Each entry below is to be written out exactly, and the pictures are to be left out.
▬▬▬▬▬▬
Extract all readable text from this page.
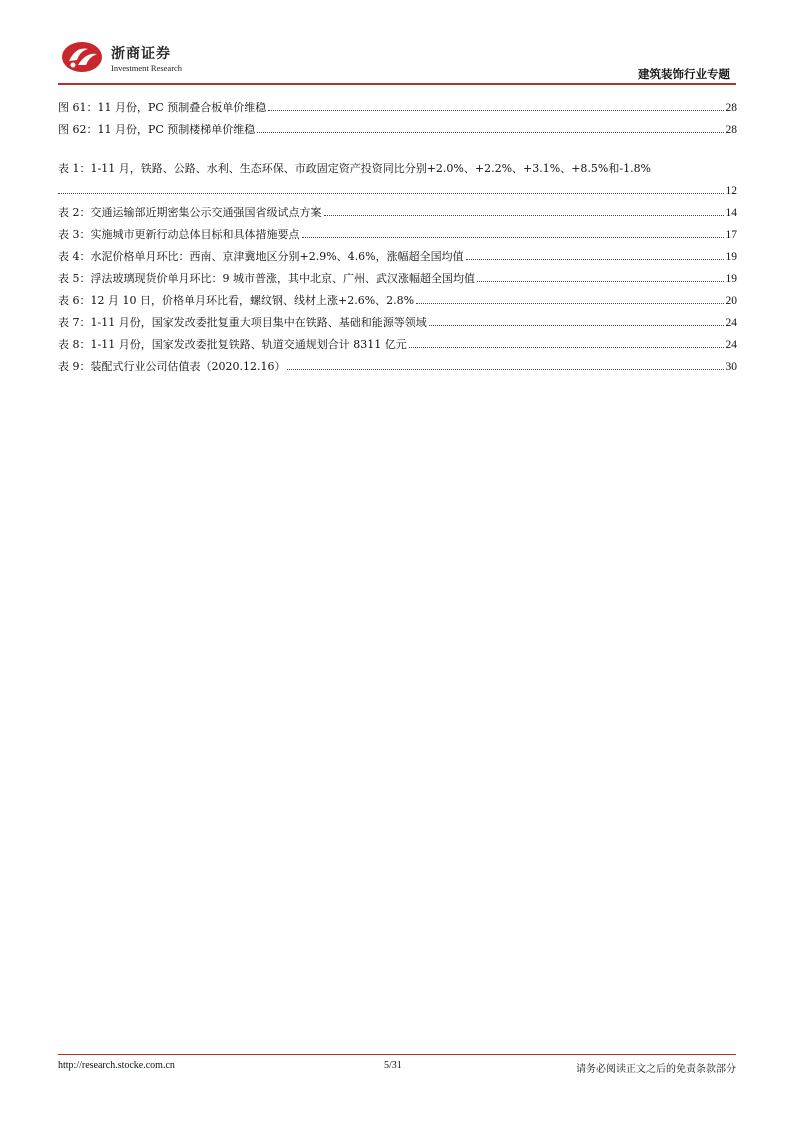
浙商证券
Investment Research	建筑装饰行业专题
图 61：11 月份，PC 预制叠合板单价维稳	28
图 62：11 月份，PC 预制楼梯单价维稳	28
表 1：1-11 月，铁路、公路、水利、生态环保、市政固定资产投资同比分别+2.0%、+2.2%、+3.1%、+8.5%和-1.8%
12
表 2：交通运输部近期密集公示交通强国省级试点方案	14
表 3：实施城市更新行动总体目标和具体措施要点	17
表 4：水泥价格单月环比：西南、京津冀地区分别+2.9%、4.6%，涨幅超全国均值	19
表 5：浮法玻璃现货价单月环比：9 城市普涨，其中北京、广州、武汉涨幅超全国均值	19
表 6：12 月 10 日，价格单月环比看，螺纹钢、线材上涨+2.6%、2.8%	20
表 7：1-11 月份，国家发改委批复重大项目集中在铁路、基础和能源等领域	24
表 8：1-11 月份，国家发改委批复铁路、轨道交通规划合计 8311 亿元	24
表 9：装配式行业公司估值表（2020.12.16）	30
http://research.stocke.com.cn	5/31	请务必阅读正文之后的免责条款部分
▬▬▬▬▬▬
__Solution to this task__.
Extract all readable text from this page.
浙商证券
Investment Research	建筑装饰行业专题
图 61：11 月份，PC 预制叠合板单价维稳	28
图 62：11 月份，PC 预制楼梯单价维稳	28
表 1：1-11 月，铁路、公路、水利、生态环保、市政固定资产投资同比分别+2.0%、+2.2%、+3.1%、+8.5%和-1.8%
12
表 2：交通运输部近期密集公示交通强国省级试点方案	14
表 3：实施城市更新行动总体目标和具体措施要点	17
表 4：水泥价格单月环比：西南、京津冀地区分别+2.9%、4.6%，涨幅超全国均值	19
表 5：浮法玻璃现货价单月环比：9 城市普涨，其中北京、广州、武汉涨幅超全国均值	19
表 6：12 月 10 日，价格单月环比看，螺纹钢、线材上涨+2.6%、2.8%	20
表 7：1-11 月份，国家发改委批复重大项目集中在铁路、基础和能源等领域	24
表 8：1-11 月份，国家发改委批复铁路、轨道交通规划合计 8311 亿元	24
表 9：装配式行业公司估值表（2020.12.16）	30
http://research.stocke.com.cn	5/31	请务必阅读正文之后的免责条款部分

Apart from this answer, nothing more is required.